Given instruction:
Show every line below where "Return" can be found.
============================================================
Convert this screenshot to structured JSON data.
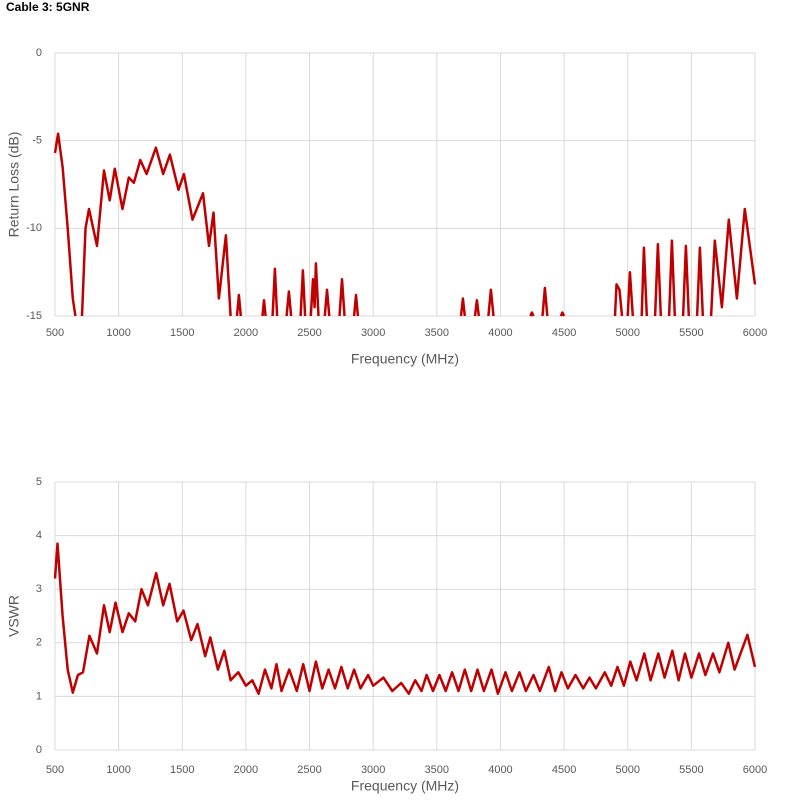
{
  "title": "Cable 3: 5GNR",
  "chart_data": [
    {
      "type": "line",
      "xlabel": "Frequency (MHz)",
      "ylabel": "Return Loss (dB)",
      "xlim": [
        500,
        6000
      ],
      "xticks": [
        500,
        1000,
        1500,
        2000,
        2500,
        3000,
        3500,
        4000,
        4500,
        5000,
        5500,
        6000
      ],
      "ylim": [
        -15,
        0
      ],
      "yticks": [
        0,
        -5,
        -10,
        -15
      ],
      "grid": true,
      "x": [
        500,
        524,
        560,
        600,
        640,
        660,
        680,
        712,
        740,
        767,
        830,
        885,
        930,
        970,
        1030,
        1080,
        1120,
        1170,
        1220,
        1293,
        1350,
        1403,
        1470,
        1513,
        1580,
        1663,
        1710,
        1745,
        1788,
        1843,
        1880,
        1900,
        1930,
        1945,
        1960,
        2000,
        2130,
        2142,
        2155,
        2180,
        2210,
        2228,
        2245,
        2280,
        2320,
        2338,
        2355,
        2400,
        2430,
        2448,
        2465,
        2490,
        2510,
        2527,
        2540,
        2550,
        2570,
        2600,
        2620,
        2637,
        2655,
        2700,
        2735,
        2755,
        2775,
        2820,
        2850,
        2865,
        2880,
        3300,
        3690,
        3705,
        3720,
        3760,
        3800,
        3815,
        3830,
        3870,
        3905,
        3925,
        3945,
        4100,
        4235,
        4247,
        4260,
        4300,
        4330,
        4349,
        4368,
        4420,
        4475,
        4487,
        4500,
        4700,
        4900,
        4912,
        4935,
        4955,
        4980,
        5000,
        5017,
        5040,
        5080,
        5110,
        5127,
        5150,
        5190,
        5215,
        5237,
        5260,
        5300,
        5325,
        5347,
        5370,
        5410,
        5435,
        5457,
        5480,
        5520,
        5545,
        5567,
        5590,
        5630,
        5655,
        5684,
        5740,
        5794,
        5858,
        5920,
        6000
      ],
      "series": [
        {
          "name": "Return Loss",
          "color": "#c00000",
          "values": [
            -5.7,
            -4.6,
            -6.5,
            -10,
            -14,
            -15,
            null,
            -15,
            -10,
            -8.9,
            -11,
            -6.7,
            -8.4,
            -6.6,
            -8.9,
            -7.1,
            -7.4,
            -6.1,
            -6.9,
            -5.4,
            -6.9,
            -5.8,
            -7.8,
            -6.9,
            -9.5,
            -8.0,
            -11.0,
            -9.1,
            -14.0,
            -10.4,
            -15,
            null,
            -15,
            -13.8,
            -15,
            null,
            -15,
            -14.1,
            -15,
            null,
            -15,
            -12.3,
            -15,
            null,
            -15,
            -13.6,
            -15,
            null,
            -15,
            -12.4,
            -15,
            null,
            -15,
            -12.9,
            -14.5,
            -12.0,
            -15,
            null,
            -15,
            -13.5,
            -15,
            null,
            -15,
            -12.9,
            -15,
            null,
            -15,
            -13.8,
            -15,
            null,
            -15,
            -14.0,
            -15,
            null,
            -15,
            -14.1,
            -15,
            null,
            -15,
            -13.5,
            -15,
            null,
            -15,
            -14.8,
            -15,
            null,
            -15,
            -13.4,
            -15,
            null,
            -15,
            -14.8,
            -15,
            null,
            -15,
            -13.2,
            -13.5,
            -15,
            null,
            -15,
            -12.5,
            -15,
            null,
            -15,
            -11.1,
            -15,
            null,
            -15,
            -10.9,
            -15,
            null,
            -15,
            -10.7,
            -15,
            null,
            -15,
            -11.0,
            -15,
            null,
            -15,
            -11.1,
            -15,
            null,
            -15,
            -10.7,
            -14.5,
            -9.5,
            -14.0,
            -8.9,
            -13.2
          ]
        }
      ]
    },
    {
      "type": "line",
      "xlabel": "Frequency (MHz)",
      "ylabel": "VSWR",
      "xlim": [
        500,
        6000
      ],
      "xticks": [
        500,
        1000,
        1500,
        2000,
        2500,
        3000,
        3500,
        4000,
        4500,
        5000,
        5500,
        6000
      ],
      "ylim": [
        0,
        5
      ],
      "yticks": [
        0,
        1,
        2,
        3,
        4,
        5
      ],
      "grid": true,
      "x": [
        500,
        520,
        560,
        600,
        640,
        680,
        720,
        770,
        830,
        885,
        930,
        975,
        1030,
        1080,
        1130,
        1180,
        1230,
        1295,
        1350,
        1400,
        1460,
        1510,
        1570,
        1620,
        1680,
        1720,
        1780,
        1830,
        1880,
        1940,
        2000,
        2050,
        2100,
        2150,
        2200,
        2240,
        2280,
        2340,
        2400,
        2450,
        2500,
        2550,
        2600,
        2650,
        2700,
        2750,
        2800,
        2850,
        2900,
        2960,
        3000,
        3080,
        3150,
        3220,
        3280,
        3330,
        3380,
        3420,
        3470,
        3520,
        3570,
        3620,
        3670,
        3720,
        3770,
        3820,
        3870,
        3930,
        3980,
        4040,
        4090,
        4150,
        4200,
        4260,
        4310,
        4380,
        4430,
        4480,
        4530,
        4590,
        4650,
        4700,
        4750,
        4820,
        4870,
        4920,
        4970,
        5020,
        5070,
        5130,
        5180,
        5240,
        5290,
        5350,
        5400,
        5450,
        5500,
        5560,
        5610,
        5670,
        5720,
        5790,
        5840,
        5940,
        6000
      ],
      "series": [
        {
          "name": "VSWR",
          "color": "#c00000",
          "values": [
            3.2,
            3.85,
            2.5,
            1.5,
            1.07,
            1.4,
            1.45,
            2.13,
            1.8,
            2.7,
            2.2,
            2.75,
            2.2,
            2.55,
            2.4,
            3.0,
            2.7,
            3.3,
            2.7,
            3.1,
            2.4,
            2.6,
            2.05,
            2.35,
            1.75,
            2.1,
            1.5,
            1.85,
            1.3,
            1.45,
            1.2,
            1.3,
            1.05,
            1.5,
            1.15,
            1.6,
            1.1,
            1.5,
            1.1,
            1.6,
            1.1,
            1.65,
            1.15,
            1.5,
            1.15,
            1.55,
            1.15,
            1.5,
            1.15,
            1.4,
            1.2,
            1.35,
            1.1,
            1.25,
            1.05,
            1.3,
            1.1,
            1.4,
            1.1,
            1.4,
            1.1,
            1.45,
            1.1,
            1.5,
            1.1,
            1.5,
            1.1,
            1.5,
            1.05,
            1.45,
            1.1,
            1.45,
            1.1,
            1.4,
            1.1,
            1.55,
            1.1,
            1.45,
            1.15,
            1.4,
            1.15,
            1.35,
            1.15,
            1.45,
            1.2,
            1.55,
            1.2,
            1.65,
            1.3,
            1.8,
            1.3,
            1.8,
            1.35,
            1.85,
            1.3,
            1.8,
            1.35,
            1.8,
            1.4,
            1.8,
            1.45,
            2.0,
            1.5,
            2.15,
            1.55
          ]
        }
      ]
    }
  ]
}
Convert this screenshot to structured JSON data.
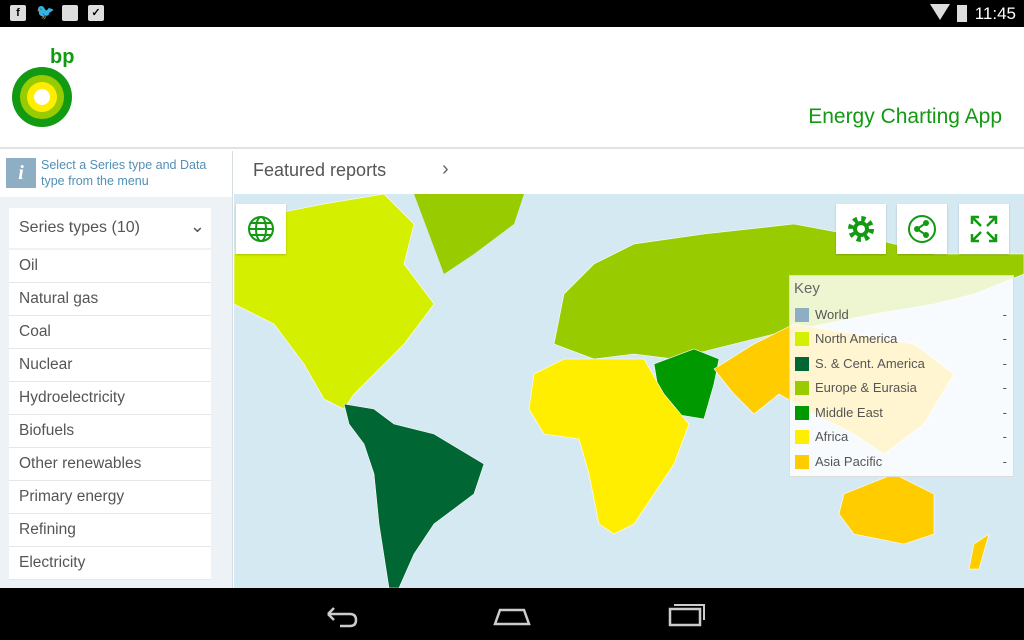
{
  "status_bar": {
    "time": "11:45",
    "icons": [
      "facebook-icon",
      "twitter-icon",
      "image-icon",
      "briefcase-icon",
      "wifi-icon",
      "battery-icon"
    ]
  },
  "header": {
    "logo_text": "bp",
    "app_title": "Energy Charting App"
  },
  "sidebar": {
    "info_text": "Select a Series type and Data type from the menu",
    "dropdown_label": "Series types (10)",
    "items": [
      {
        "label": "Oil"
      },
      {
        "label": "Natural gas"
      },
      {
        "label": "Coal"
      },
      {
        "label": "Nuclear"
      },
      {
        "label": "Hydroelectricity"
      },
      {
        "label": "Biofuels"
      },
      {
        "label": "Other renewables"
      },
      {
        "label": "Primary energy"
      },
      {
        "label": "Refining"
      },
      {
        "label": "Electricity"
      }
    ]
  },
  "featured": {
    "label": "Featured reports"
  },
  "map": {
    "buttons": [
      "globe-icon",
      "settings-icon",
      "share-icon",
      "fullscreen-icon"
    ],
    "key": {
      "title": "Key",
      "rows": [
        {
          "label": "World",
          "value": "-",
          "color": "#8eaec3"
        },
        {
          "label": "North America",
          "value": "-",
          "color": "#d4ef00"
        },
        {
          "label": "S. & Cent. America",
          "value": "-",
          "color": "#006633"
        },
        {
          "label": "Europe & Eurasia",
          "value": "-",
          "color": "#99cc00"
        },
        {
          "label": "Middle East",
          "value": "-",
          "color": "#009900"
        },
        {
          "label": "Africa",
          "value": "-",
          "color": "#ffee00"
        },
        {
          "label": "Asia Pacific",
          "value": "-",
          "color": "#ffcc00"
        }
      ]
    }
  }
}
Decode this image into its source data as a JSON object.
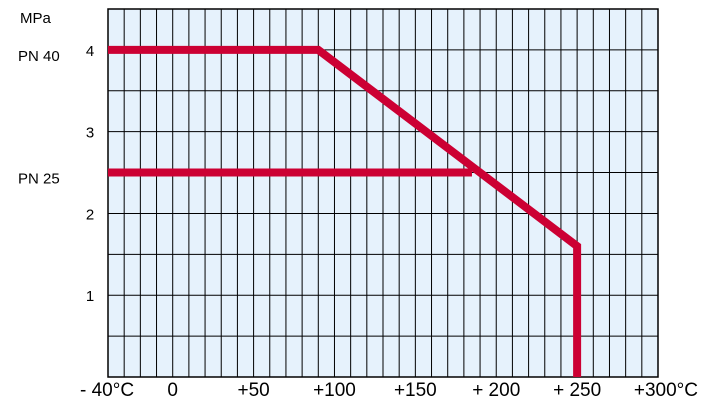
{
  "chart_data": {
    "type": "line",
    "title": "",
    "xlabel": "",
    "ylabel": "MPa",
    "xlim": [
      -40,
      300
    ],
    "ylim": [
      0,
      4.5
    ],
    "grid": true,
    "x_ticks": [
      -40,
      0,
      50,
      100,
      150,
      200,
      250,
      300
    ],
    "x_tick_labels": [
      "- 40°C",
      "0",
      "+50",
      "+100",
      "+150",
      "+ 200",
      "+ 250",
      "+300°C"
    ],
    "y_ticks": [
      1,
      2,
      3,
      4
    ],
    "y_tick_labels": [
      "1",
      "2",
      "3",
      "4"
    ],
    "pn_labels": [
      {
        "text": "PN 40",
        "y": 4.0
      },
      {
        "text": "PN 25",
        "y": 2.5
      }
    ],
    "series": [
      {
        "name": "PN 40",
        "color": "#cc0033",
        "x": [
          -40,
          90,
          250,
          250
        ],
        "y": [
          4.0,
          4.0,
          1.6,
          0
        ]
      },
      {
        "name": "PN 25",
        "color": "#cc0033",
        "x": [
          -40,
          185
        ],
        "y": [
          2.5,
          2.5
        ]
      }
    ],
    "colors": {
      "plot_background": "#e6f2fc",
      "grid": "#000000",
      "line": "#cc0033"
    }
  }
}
============================================================
Written solution:
      "ylabel": "Return Loss (dB)",
          "name": "Return Loss",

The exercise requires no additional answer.